* [WHAT YOU ARE ASKED TO DO]:
Out of the lines in this data, how many include "white"? Give the number and nothing else.
--- START OF STORED ROWS ---
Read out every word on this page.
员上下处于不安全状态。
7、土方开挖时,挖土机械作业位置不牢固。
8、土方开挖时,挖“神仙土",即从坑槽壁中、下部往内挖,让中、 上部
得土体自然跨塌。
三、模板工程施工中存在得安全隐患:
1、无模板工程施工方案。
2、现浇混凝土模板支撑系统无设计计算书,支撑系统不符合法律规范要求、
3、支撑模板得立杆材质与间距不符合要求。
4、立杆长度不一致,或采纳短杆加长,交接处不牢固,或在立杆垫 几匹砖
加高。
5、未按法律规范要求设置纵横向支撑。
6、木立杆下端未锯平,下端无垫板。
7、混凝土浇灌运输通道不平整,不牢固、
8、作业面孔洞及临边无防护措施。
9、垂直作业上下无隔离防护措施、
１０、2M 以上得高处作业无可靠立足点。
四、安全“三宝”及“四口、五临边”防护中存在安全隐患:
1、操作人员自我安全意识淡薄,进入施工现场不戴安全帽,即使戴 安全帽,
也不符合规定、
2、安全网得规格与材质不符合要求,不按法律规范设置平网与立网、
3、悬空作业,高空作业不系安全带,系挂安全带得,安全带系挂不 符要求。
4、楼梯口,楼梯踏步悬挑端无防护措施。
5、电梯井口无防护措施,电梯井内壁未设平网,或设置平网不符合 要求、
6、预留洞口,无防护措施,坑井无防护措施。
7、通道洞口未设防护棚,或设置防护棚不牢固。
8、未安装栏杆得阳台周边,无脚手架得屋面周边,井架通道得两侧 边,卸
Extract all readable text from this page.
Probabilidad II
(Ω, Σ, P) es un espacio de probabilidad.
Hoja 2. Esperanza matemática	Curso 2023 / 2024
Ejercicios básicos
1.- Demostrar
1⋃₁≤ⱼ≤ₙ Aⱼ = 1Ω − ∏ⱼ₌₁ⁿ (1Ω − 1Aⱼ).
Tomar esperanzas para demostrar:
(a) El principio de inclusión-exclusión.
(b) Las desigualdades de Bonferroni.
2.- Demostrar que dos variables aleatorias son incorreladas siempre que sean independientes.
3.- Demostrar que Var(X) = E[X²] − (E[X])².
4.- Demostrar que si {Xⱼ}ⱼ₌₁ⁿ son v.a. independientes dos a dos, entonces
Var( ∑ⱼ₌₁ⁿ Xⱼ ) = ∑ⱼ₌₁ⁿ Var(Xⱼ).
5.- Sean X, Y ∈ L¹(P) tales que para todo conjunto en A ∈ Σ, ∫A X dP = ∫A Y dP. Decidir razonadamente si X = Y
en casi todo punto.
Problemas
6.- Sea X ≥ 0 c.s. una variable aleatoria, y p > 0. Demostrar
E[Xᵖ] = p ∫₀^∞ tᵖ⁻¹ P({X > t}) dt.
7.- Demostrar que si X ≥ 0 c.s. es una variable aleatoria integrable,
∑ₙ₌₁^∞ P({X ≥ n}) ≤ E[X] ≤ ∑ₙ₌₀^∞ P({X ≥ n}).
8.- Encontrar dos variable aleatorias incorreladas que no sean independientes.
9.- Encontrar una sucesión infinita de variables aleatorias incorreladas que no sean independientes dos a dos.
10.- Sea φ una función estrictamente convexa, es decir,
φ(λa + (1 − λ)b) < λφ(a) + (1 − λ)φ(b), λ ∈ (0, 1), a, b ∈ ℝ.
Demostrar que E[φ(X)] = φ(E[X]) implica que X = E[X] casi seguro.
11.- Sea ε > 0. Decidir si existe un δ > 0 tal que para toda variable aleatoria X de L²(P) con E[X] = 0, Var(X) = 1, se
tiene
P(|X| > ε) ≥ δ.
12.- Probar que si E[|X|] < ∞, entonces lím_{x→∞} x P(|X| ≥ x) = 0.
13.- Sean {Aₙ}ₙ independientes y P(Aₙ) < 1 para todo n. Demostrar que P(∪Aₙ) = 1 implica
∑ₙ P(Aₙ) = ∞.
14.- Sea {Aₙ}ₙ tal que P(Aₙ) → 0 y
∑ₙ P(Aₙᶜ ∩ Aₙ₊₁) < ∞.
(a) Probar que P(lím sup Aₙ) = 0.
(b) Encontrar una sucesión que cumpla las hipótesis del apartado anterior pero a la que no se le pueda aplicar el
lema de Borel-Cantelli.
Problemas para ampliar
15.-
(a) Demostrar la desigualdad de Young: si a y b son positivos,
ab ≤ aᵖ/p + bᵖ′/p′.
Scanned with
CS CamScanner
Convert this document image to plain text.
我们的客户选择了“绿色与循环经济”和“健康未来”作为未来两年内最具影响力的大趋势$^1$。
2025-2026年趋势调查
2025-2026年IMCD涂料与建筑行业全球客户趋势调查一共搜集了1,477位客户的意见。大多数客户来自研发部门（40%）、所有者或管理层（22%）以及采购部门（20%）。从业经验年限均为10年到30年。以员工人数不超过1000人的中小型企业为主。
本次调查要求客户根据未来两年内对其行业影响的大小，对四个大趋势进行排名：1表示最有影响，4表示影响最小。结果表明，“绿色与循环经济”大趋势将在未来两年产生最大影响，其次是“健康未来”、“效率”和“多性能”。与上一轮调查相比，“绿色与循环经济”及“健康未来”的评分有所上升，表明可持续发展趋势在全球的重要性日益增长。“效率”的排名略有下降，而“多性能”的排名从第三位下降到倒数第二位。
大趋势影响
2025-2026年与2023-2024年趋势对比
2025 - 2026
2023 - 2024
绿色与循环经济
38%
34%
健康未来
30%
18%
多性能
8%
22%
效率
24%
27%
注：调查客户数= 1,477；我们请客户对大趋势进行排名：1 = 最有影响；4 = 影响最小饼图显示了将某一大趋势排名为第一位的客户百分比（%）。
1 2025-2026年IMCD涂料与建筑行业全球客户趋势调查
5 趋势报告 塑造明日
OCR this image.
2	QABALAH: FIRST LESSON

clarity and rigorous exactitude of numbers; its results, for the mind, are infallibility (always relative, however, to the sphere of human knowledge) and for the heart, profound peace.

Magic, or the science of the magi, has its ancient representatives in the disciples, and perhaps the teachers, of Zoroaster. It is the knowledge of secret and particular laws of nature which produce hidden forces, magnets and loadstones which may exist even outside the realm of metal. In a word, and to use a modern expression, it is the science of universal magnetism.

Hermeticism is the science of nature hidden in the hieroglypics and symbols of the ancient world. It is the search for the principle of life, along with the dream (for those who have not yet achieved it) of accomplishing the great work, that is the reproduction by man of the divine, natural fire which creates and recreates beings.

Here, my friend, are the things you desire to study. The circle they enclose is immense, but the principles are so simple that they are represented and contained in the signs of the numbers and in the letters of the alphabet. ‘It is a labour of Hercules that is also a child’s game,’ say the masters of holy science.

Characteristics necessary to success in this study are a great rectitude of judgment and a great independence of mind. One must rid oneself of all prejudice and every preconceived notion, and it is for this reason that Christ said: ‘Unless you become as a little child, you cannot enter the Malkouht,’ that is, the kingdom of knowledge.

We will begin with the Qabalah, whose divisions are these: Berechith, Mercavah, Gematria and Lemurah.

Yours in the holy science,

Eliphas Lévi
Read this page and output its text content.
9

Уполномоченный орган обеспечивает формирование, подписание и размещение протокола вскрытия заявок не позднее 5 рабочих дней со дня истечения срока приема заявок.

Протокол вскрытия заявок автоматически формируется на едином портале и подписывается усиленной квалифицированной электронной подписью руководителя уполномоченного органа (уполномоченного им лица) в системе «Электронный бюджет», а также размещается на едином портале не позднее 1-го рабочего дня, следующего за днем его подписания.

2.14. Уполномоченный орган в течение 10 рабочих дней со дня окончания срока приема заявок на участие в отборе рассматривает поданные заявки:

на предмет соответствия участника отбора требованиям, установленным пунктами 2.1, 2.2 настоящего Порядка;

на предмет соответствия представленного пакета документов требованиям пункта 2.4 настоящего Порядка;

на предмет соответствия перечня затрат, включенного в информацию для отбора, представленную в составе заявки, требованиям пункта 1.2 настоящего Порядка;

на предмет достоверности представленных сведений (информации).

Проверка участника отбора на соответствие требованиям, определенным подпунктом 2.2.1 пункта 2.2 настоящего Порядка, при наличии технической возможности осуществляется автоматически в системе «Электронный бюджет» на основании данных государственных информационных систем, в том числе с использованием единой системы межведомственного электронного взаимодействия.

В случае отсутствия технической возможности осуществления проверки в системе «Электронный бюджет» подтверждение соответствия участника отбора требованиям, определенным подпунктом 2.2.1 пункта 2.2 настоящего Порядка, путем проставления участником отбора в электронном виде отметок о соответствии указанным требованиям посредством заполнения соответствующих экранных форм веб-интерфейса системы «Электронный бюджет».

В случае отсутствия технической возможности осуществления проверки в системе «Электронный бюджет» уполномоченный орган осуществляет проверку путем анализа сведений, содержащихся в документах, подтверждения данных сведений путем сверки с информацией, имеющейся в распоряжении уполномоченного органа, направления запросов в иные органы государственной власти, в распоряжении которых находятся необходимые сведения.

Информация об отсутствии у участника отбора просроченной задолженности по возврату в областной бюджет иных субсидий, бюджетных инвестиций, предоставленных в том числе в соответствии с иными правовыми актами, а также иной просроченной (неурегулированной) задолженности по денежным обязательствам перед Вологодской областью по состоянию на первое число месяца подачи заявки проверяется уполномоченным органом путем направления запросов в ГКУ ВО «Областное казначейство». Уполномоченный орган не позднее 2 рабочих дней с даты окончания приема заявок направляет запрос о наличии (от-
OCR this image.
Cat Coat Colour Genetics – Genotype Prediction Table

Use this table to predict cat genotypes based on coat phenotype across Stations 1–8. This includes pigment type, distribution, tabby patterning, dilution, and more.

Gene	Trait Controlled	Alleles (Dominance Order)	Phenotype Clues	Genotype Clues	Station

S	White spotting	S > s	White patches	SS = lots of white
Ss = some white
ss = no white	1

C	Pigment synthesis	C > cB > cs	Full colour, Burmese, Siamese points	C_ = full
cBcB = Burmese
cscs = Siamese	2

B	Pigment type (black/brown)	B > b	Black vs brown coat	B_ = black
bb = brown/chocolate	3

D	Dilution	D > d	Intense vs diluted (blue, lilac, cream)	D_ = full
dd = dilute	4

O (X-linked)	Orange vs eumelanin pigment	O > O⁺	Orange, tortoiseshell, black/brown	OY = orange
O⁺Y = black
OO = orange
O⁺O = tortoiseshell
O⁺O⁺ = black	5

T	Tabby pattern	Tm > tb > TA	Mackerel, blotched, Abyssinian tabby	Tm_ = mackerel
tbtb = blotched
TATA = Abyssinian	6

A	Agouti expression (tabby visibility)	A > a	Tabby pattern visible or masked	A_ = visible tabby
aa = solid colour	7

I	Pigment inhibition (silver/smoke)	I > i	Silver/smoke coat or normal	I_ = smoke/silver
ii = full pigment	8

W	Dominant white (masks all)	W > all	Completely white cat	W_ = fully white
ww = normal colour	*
--- END OF STORED ROWS ---
* [RESPONSE]:
4